— STATED PROBLEM —
Wherever a line holds the string "ffffff", copy that line.

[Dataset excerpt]
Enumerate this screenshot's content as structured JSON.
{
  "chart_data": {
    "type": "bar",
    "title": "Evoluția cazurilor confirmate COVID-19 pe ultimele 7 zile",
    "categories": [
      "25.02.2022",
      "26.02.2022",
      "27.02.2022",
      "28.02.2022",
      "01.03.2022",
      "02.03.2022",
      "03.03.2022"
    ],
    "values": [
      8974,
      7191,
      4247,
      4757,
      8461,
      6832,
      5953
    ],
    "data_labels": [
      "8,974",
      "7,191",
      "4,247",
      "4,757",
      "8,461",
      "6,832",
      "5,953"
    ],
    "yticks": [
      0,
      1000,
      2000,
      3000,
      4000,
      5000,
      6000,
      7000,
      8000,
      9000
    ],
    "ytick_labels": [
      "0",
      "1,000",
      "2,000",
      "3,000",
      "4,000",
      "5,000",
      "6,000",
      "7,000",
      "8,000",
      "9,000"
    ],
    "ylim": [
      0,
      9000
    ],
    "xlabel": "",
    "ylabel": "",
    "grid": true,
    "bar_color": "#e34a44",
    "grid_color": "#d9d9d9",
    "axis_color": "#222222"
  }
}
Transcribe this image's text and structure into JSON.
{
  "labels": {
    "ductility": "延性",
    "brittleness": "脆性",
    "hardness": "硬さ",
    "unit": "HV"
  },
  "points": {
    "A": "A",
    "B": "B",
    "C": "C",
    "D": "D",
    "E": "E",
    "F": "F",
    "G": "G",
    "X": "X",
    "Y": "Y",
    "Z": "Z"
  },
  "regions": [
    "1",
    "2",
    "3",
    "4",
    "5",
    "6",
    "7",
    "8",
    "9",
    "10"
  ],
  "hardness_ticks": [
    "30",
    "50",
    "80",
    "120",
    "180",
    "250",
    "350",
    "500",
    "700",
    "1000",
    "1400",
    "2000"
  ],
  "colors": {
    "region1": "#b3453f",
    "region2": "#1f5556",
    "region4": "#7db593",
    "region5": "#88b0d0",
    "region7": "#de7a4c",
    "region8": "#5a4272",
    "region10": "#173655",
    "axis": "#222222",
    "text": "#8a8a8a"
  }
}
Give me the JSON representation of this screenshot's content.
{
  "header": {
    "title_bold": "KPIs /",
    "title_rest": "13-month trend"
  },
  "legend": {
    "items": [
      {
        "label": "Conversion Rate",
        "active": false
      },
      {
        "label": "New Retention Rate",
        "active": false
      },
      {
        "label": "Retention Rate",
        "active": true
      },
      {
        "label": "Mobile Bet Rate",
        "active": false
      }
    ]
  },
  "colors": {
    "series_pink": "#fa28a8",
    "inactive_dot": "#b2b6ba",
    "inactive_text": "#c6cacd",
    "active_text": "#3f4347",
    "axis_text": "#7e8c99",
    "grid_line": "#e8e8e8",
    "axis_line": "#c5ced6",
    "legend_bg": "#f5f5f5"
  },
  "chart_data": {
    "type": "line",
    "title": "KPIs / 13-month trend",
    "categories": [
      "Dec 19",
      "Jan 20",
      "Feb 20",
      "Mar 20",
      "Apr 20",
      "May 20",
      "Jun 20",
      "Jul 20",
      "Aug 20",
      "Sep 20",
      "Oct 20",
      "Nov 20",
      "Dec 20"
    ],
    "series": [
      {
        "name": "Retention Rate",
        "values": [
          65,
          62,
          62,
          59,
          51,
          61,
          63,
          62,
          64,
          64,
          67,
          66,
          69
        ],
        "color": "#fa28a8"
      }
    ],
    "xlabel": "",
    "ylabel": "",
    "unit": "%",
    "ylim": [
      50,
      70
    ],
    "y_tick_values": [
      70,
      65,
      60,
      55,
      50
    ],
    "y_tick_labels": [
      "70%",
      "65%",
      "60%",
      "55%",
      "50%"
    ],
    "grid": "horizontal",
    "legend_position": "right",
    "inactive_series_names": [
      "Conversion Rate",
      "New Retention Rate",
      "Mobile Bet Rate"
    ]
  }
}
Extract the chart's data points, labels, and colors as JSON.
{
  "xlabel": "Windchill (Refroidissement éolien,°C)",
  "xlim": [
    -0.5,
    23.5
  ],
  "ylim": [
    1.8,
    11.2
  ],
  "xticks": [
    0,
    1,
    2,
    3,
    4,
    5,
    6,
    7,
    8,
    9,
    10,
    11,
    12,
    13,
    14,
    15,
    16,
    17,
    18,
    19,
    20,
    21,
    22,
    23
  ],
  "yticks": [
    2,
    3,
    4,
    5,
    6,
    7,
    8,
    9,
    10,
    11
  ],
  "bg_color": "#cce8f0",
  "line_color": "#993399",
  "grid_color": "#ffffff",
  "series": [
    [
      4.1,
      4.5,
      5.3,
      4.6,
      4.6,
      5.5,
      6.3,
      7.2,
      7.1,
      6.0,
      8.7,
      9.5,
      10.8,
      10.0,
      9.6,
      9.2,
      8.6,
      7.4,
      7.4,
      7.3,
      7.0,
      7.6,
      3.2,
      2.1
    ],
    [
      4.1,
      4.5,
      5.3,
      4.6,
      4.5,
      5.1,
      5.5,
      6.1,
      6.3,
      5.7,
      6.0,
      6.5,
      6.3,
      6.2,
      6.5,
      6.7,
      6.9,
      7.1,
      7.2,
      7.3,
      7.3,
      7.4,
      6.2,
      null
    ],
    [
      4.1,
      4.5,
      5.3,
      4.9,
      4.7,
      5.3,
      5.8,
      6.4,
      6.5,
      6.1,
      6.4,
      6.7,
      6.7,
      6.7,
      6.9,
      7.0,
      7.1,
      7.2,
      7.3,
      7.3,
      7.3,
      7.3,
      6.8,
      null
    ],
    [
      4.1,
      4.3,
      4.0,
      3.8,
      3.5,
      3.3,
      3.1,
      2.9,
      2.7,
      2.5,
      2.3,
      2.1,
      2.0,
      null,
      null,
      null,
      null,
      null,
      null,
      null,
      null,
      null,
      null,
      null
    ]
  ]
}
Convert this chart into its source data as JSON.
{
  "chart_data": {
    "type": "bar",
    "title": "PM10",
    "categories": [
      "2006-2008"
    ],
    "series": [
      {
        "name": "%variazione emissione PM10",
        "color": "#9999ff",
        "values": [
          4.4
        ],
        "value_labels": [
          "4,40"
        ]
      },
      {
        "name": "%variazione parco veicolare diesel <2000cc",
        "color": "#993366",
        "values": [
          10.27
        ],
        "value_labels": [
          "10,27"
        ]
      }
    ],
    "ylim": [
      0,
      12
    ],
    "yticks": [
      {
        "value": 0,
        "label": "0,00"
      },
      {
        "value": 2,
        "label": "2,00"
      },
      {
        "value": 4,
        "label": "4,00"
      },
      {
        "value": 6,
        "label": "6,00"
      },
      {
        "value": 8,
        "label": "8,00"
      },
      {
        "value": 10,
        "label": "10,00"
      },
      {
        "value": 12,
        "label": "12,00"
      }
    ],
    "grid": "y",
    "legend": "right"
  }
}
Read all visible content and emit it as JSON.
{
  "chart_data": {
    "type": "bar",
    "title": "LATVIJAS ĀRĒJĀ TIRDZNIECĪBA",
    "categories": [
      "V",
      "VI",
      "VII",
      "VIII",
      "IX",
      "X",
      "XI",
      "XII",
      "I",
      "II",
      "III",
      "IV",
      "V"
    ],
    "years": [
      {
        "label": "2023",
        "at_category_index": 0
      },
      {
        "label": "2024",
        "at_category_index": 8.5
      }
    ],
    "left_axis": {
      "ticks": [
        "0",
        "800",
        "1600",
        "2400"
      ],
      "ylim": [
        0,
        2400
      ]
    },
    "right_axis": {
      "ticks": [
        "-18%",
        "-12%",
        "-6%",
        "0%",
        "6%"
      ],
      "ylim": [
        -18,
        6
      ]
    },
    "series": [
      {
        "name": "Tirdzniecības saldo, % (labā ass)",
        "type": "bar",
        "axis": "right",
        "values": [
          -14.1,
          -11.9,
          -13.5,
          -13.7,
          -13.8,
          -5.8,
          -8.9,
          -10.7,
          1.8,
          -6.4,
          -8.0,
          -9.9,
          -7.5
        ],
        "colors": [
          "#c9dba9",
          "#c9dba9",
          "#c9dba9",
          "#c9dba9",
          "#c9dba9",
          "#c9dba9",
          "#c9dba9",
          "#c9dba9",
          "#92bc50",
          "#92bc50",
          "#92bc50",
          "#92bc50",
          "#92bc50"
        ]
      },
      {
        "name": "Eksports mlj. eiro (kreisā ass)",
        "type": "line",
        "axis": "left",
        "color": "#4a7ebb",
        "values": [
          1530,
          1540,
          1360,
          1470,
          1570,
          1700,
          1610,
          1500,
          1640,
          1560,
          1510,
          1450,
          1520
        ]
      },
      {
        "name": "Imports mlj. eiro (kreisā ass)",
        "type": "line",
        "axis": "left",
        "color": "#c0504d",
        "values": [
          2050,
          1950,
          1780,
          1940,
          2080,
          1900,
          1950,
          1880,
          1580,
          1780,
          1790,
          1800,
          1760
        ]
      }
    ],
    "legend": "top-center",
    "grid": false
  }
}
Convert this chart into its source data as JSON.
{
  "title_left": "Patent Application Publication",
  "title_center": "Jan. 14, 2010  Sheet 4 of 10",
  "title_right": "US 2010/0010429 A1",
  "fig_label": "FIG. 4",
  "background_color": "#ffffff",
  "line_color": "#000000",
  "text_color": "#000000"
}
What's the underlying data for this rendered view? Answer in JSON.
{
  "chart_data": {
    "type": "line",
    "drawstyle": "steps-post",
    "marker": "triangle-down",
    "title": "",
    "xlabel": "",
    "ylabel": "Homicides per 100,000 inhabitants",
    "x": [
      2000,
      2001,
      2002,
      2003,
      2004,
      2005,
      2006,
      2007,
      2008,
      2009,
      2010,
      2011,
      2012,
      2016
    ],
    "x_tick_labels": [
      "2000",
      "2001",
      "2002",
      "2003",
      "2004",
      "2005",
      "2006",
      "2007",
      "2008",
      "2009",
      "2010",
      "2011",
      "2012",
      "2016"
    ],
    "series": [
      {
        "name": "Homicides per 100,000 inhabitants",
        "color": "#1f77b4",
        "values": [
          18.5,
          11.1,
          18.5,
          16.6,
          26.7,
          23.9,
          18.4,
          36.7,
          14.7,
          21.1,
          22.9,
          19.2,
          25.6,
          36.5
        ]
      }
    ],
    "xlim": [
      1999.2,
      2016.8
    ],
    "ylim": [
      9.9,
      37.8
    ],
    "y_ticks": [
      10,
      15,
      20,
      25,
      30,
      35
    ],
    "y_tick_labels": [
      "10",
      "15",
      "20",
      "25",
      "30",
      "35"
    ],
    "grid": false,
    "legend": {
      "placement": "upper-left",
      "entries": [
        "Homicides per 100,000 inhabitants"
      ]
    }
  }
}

— TASK RESPONSE —
  "grid_color": "#ffffff",
  "background_color": "#ffffff",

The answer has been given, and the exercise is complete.